### Requirement
Read the lines that follow and tally those with the word "varieties"; give the number and nothing else.

Extracted data entries

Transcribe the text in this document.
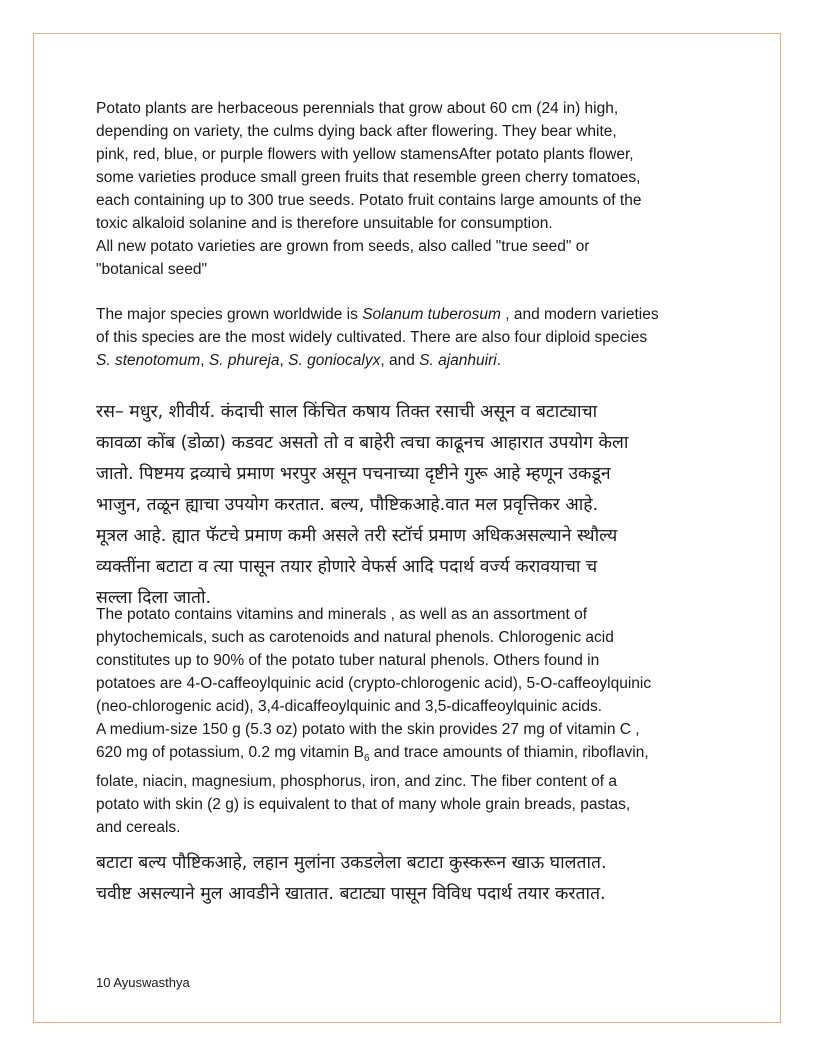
Potato plants are herbaceous perennials that grow about 60 cm (24 in) high,
depending on variety, the culms dying back after flowering. They bear white,
pink, red, blue, or purple flowers with yellow stamensAfter potato plants flower,
some varieties produce small green fruits that resemble green cherry tomatoes,
each containing up to 300 true seeds. Potato fruit contains large amounts of the
toxic alkaloid solanine and is therefore unsuitable for consumption.
All new potato varieties are grown from seeds, also called "true seed" or
"botanical seed"
The major species grown worldwide is Solanum tuberosum , and modern varieties
of this species are the most widely cultivated. There are also four diploid species
S. stenotomum, S. phureja, S. goniocalyx, and S. ajanhuiri.
रस– मधुर, शीवीर्य. कंदाची साल किंचित कषाय तिक्त रसाची असून व बटाट्याचा
कावळा कोंब (डोळा) कडवट असतो तो व बाहेरी त्वचा काढूनच आहारात उपयोग केला
जातो. पिष्टमय द्रव्याचे प्रमाण भरपुर असून पचनाच्या दृष्टीने गुरू आहे म्हणून उकडून
भाजुन, तळून ह्याचा उपयोग करतात. बल्य, पौष्टिकआहे.वात मल प्रवृत्तिकर आहे.
मूत्रल आहे. ह्यात फॅटचे प्रमाण कमी असले तरी स्टॉर्च प्रमाण अधिकअसल्याने स्थौल्य
व्यक्तींना बटाटा व त्या पासून तयार होणारे वेफर्स आदि पदार्थ वर्ज्य करावयाचा च
सल्ला दिला जातो.
The potato contains vitamins and minerals , as well as an assortment of
phytochemicals, such as carotenoids and natural phenols. Chlorogenic acid
constitutes up to 90% of the potato tuber natural phenols. Others found in
potatoes are 4-O-caffeoylquinic acid (crypto-chlorogenic acid), 5-O-caffeoylquinic
(neo-chlorogenic acid), 3,4-dicaffeoylquinic and 3,5-dicaffeoylquinic acids.
A medium-size 150 g (5.3 oz) potato with the skin provides 27 mg of vitamin C ,
620 mg of potassium, 0.2 mg vitamin $B_6$ and trace amounts of thiamin, riboflavin,
folate, niacin, magnesium, phosphorus, iron, and zinc. The fiber content of a
potato with skin (2 g) is equivalent to that of many whole grain breads, pastas,
and cereals.
बटाटा बल्य पौष्टिकआहे, लहान मुलांना उकडलेला बटाटा कुस्करून खाऊ घालतात.
चवीष्ट असल्याने मुल आवडीने खातात. बटाट्या पासून विविध पदार्थ तयार करतात.
10 Ayuswasthya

### The solution
3